(WHAT IS NEEDED)
Would you return the complete listing below word for word?

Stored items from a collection
--- --- ---
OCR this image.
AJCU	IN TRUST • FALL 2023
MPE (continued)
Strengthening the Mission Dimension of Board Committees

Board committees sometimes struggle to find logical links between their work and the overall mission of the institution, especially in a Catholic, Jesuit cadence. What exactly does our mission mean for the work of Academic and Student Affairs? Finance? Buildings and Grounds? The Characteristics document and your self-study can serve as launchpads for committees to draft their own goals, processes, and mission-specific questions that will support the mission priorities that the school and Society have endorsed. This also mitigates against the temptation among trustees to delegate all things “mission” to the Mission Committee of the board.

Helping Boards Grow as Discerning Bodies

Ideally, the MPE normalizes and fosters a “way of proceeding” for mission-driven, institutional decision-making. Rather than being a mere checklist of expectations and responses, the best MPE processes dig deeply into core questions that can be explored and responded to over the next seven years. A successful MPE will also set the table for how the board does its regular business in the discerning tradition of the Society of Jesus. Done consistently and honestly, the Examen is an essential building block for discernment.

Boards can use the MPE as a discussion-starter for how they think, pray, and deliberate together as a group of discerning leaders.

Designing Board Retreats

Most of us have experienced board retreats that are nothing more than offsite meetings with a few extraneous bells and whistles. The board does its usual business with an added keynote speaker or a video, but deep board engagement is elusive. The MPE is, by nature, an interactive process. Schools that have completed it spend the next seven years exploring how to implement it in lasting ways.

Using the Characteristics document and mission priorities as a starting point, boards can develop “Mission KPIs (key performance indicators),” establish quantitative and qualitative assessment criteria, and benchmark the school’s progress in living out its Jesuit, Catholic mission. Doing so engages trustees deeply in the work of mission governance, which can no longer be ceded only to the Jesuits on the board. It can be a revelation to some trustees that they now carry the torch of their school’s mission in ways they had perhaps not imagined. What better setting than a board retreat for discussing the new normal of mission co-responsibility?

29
--- --- ---
(RESULT OF THIS EXERCISE)
OCR this image.
AJCU	IN TRUST • FALL 2023
MPE (continued)
Strengthening the Mission Dimension of Board Committees

Board committees sometimes struggle to find logical links between their work and the overall mission of the institution, especially in a Catholic, Jesuit cadence. What exactly does our mission mean for the work of Academic and Student Affairs? Finance? Buildings and Grounds? The Characteristics document and your self-study can serve as launchpads for committees to draft their own goals, processes, and mission-specific questions that will support the mission priorities that the school and Society have endorsed. This also mitigates against the temptation among trustees to delegate all things “mission” to the Mission Committee of the board.

Helping Boards Grow as Discerning Bodies

Ideally, the MPE normalizes and fosters a “way of proceeding” for mission-driven, institutional decision-making. Rather than being a mere checklist of expectations and responses, the best MPE processes dig deeply into core questions that can be explored and responded to over the next seven years. A successful MPE will also set the table for how the board does its regular business in the discerning tradition of the Society of Jesus. Done consistently and honestly, the Examen is an essential building block for discernment.

Boards can use the MPE as a discussion-starter for how they think, pray, and deliberate together as a group of discerning leaders.

Designing Board Retreats

Most of us have experienced board retreats that are nothing more than offsite meetings with a few extraneous bells and whistles. The board does its usual business with an added keynote speaker or a video, but deep board engagement is elusive. The MPE is, by nature, an interactive process. Schools that have completed it spend the next seven years exploring how to implement it in lasting ways.

Using the Characteristics document and mission priorities as a starting point, boards can develop “Mission KPIs (key performance indicators),” establish quantitative and qualitative assessment criteria, and benchmark the school’s progress in living out its Jesuit, Catholic mission. Doing so engages trustees deeply in the work of mission governance, which can no longer be ceded only to the Jesuits on the board. It can be a revelation to some trustees that they now carry the torch of their school’s mission in ways they had perhaps not imagined. What better setting than a board retreat for discussing the new normal of mission co-responsibility?

29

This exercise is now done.